Extract below:

In hindsight, some of the momentum is easily explainable. Black Friday streaming deals, generally for ad-supported plans, probably pitched in a bit. As did the continued impact of Netflix’s password-sharing crackdown. Netflix, after all, carries the most weight of the bunch — and its paid-sharing program is still ramping up.

But it’s not necessarily new.

Newer was the impact of the dual Hollywood strikes, which shuttered all TV and film production and clogged entertainment’s development-to-release pipeline. That content-launch delay likely “forced more consumers to cut the cord and seek more cost-attractive entertainment options,” MoffettNathanson wrote in a Monday report obtained by IndieWire. Nothing will make one reconsider their cable-TV bill like all reruns all the time.

It’s understandable, but with just one notable problem: streaming prices have been on the rise this whole time. The typical streaming household subscribes to four services (and they almost all begin their streaming journey with Netflix). It feels like college-level calculus figuring out if an internet-only package plus four streaming subscriptions could actually save you money.

Half of Americans are willing to try. Of HarrisX’s 23,000 survey respondents, exactly 50 percent (up from 49 percent) said they are streaming-only (no linear television) — the first time we’ve seen that number. Thirty-five percent (up from 33 percent) of U.S. households have both, which leaves 15 percent (down from 18 percent) sticking exclusively with linear. Tell your mom it’s time.

In Q4 2023, 85 percent of U.S. households had at least one streaming service. Credit: MoffettNathanson/HarrisX
In Q4 2023, 85 percent of U.S. households had at least one streaming service. Credit: MoffettNathanson/HarrisX

Netflix will report its fourth-quarter earnings on Tuesday, which is when we’ll get an update on the league-leader’s latest subscriber numbers. MoffettNathanson believes Netflix will report an addition of 10 million subs in Q4, with two million of those coming from the U.S. and Canada.

End of Extract.
Stored data below:

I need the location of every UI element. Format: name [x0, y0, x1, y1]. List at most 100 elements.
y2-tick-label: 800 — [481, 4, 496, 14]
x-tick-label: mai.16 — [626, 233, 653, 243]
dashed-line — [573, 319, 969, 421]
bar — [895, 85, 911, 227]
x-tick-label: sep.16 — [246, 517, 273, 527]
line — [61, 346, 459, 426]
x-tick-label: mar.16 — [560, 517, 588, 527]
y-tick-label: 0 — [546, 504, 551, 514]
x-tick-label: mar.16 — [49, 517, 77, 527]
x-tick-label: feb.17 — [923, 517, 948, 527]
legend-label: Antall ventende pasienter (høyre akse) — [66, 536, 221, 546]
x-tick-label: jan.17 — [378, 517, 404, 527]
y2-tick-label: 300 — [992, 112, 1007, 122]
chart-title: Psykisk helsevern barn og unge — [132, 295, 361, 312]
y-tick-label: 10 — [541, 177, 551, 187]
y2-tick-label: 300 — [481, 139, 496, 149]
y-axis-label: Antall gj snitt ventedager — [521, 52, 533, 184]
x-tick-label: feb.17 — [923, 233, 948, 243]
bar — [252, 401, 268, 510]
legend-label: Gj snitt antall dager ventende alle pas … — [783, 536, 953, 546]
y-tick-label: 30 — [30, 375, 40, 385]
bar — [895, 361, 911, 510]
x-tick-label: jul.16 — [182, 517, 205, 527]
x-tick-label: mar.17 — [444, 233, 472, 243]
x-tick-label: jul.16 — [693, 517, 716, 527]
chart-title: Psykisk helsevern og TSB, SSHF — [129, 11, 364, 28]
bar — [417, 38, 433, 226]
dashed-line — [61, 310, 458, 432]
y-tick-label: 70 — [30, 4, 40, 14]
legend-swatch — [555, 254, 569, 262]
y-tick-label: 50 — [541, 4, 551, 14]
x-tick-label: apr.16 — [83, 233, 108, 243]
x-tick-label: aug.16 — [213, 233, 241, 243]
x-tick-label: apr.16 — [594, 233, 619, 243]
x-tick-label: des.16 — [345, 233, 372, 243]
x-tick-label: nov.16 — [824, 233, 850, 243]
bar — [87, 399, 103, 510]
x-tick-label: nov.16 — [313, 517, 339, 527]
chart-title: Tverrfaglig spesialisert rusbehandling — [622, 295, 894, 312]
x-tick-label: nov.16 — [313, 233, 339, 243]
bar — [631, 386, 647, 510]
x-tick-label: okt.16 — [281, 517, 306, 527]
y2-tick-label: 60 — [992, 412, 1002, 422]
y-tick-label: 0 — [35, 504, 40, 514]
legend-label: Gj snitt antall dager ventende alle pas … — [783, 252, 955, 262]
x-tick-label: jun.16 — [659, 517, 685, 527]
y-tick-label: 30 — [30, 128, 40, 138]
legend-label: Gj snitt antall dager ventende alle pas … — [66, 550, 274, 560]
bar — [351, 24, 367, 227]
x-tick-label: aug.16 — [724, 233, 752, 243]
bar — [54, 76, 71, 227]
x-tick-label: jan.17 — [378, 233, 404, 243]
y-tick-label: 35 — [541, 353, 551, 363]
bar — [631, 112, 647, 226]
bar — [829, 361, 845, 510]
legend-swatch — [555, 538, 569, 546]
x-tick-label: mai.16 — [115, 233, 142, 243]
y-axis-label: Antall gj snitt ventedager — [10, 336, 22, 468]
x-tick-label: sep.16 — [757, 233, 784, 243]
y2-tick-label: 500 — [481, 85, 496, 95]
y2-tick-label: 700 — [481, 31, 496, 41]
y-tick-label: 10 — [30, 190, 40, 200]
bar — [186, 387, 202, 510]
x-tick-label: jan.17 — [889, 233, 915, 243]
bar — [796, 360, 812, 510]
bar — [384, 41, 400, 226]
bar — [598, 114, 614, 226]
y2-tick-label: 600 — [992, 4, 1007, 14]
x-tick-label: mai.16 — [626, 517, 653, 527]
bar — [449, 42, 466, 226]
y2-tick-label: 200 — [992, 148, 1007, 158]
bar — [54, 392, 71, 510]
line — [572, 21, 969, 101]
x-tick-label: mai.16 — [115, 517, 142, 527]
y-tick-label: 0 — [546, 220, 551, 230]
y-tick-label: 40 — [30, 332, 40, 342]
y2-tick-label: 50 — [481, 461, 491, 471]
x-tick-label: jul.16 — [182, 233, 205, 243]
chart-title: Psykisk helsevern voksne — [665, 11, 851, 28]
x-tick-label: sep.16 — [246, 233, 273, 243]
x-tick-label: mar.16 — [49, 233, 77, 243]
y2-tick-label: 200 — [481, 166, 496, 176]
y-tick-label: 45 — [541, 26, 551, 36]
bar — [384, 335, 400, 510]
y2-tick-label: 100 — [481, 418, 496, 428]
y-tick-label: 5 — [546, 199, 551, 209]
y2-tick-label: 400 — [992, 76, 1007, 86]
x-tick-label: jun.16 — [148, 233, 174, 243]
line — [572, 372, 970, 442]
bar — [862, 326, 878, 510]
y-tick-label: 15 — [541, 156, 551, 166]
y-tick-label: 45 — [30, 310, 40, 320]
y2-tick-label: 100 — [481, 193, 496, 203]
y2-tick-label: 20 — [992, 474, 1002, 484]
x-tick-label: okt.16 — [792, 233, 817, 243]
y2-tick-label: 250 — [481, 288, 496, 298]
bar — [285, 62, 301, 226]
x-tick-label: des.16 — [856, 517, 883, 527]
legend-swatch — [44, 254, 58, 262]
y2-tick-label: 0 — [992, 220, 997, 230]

End of Stored data.

In the streaming article above, what percentage of HarrisX's survey respondents said they are streaming-only?

Exactly 50 percent, up from 49 percent.